Brief: Repeat all of the data precisely.
---- Stored data
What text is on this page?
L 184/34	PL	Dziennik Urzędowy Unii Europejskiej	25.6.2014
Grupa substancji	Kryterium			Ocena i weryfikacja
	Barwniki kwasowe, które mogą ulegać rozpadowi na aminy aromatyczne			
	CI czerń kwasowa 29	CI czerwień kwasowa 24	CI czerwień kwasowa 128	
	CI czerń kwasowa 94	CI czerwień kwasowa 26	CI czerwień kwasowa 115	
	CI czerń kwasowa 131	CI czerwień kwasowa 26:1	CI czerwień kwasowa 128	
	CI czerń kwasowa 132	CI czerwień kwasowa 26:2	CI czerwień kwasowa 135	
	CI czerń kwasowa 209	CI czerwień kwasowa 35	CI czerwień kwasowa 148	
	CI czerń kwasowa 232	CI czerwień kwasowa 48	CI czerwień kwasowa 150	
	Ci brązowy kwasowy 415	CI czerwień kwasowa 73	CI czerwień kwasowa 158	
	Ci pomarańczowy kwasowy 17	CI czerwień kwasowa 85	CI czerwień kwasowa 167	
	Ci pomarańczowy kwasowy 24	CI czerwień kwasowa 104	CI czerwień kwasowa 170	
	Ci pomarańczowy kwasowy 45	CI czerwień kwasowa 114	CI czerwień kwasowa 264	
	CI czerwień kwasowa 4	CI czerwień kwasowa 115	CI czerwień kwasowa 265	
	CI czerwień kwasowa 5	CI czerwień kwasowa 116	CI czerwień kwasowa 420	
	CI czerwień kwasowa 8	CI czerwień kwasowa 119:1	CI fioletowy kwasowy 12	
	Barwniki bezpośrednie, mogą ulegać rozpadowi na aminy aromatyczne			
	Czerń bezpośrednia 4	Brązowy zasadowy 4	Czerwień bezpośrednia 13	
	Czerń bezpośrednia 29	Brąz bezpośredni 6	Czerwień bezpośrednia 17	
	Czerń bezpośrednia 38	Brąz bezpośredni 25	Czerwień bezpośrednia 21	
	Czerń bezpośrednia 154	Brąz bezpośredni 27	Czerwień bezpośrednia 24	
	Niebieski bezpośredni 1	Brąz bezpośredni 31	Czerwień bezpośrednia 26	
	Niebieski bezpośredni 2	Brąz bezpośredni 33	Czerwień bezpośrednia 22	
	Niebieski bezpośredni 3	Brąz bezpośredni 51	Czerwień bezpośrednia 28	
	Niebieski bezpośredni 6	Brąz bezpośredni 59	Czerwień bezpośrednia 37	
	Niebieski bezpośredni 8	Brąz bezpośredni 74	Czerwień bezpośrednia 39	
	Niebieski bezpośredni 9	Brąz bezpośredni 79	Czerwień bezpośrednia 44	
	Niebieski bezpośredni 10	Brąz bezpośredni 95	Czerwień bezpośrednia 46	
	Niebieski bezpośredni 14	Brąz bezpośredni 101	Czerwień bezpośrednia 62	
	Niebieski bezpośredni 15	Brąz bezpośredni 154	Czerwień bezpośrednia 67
--------
Answer in full:
What text is on this page?
L 184/34	PL	Dziennik Urzędowy Unii Europejskiej	25.6.2014
Grupa substancji	Kryterium			Ocena i weryfikacja
	Barwniki kwasowe, które mogą ulegać rozpadowi na aminy aromatyczne			
	CI czerń kwasowa 29	CI czerwień kwasowa 24	CI czerwień kwasowa 128	
	CI czerń kwasowa 94	CI czerwień kwasowa 26	CI czerwień kwasowa 115	
	CI czerń kwasowa 131	CI czerwień kwasowa 26:1	CI czerwień kwasowa 128	
	CI czerń kwasowa 132	CI czerwień kwasowa 26:2	CI czerwień kwasowa 135	
	CI czerń kwasowa 209	CI czerwień kwasowa 35	CI czerwień kwasowa 148	
	CI czerń kwasowa 232	CI czerwień kwasowa 48	CI czerwień kwasowa 150	
	Ci brązowy kwasowy 415	CI czerwień kwasowa 73	CI czerwień kwasowa 158	
	Ci pomarańczowy kwasowy 17	CI czerwień kwasowa 85	CI czerwień kwasowa 167	
	Ci pomarańczowy kwasowy 24	CI czerwień kwasowa 104	CI czerwień kwasowa 170	
	Ci pomarańczowy kwasowy 45	CI czerwień kwasowa 114	CI czerwień kwasowa 264	
	CI czerwień kwasowa 4	CI czerwień kwasowa 115	CI czerwień kwasowa 265	
	CI czerwień kwasowa 5	CI czerwień kwasowa 116	CI czerwień kwasowa 420	
	CI czerwień kwasowa 8	CI czerwień kwasowa 119:1	CI fioletowy kwasowy 12	
	Barwniki bezpośrednie, mogą ulegać rozpadowi na aminy aromatyczne			
	Czerń bezpośrednia 4	Brązowy zasadowy 4	Czerwień bezpośrednia 13	
	Czerń bezpośrednia 29	Brąz bezpośredni 6	Czerwień bezpośrednia 17	
	Czerń bezpośrednia 38	Brąz bezpośredni 25	Czerwień bezpośrednia 21	
	Czerń bezpośrednia 154	Brąz bezpośredni 27	Czerwień bezpośrednia 24	
	Niebieski bezpośredni 1	Brąz bezpośredni 31	Czerwień bezpośrednia 26	
	Niebieski bezpośredni 2	Brąz bezpośredni 33	Czerwień bezpośrednia 22	
	Niebieski bezpośredni 3	Brąz bezpośredni 51	Czerwień bezpośrednia 28	
	Niebieski bezpośredni 6	Brąz bezpośredni 59	Czerwień bezpośrednia 37	
	Niebieski bezpośredni 8	Brąz bezpośredni 74	Czerwień bezpośrednia 39	
	Niebieski bezpośredni 9	Brąz bezpośredni 79	Czerwień bezpośrednia 44	
	Niebieski bezpośredni 10	Brąz bezpośredni 95	Czerwień bezpośrednia 46	
	Niebieski bezpośredni 14	Brąz bezpośredni 101	Czerwień bezpośrednia 62	
	Niebieski bezpośredni 15	Brąz bezpośredni 154	Czerwień bezpośrednia 67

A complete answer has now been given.